▶ [Task goal] Print all records exactly, leaving nothing out.

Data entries

════

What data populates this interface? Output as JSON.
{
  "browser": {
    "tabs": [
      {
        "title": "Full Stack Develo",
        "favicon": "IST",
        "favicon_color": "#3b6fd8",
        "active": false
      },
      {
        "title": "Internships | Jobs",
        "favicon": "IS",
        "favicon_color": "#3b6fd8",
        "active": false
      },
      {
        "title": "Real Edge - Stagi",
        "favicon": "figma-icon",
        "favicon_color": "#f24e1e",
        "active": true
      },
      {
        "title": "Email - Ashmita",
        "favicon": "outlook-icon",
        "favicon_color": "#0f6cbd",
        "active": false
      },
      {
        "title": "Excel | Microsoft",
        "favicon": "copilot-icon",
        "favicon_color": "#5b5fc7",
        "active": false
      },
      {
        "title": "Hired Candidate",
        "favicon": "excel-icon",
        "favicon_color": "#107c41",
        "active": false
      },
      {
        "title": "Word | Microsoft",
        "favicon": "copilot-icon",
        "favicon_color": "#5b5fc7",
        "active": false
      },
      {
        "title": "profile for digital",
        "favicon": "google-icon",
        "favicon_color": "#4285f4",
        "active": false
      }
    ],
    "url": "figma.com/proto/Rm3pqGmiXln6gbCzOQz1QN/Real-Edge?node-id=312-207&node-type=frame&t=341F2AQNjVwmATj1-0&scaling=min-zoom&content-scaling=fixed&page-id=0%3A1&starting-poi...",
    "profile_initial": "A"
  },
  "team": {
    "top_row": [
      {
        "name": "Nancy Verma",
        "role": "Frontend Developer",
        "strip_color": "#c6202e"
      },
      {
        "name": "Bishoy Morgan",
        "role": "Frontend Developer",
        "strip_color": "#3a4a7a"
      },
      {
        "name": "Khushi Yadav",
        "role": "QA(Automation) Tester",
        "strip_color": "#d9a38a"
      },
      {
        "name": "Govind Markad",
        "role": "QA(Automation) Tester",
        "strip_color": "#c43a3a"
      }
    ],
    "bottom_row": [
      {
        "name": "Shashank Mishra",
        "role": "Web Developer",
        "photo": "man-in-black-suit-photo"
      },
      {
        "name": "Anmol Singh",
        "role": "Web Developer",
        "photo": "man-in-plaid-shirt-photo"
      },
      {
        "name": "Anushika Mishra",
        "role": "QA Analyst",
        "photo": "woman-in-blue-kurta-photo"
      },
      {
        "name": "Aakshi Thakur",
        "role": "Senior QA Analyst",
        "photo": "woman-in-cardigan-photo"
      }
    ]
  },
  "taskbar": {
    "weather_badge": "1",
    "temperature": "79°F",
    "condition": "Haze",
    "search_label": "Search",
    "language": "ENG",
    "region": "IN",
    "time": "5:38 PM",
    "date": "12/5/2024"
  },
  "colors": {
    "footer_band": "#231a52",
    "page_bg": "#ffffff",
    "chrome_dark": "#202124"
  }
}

════

▶ [Solution for this exercise]
What data populates this interface? Output as JSON.
{
  "browser": {
    "tabs": [
      {
        "title": "Full Stack Develo",
        "favicon": "IST",
        "favicon_color": "#3b6fd8",
        "active": false
      },
      {
        "title": "Internships | Jobs",
        "favicon": "IS",
        "favicon_color": "#3b6fd8",
        "active": false
      },
      {
        "title": "Real Edge - Stagi",
        "favicon": "figma-icon",
        "favicon_color": "#f24e1e",
        "active": true
      },
      {
        "title": "Email - Ashmita",
        "favicon": "outlook-icon",
        "favicon_color": "#0f6cbd",
        "active": false
      },
      {
        "title": "Excel | Microsoft",
        "favicon": "copilot-icon",
        "favicon_color": "#5b5fc7",
        "active": false
      },
      {
        "title": "Hired Candidate",
        "favicon": "excel-icon",
        "favicon_color": "#107c41",
        "active": false
      },
      {
        "title": "Word | Microsoft",
        "favicon": "copilot-icon",
        "favicon_color": "#5b5fc7",
        "active": false
      },
      {
        "title": "profile for digital",
        "favicon": "google-icon",
        "favicon_color": "#4285f4",
        "active": false
      }
    ],
    "url": "figma.com/proto/Rm3pqGmiXln6gbCzOQz1QN/Real-Edge?node-id=312-207&node-type=frame&t=341F2AQNjVwmATj1-0&scaling=min-zoom&content-scaling=fixed&page-id=0%3A1&starting-poi...",
    "profile_initial": "A"
  },
  "team": {
    "top_row": [
      {
        "name": "Nancy Verma",
        "role": "Frontend Developer",
        "strip_color": "#c6202e"
      },
      {
        "name": "Bishoy Morgan",
        "role": "Frontend Developer",
        "strip_color": "#3a4a7a"
      },
      {
        "name": "Khushi Yadav",
        "role": "QA(Automation) Tester",
        "strip_color": "#d9a38a"
      },
      {
        "name": "Govind Markad",
        "role": "QA(Automation) Tester",
        "strip_color": "#c43a3a"
      }
    ],
    "bottom_row": [
      {
        "name": "Shashank Mishra",
        "role": "Web Developer",
        "photo": "man-in-black-suit-photo"
      },
      {
        "name": "Anmol Singh",
        "role": "Web Developer",
        "photo": "man-in-plaid-shirt-photo"
      },
      {
        "name": "Anushika Mishra",
        "role": "QA Analyst",
        "photo": "woman-in-blue-kurta-photo"
      },
      {
        "name": "Aakshi Thakur",
        "role": "Senior QA Analyst",
        "photo": "woman-in-cardigan-photo"
      }
    ]
  },
  "taskbar": {
    "weather_badge": "1",
    "temperature": "79°F",
    "condition": "Haze",
    "search_label": "Search",
    "language": "ENG",
    "region": "IN",
    "time": "5:38 PM",
    "date": "12/5/2024"
  },
  "colors": {
    "footer_band": "#231a52",
    "page_bg": "#ffffff",
    "chrome_dark": "#202124"
  }
}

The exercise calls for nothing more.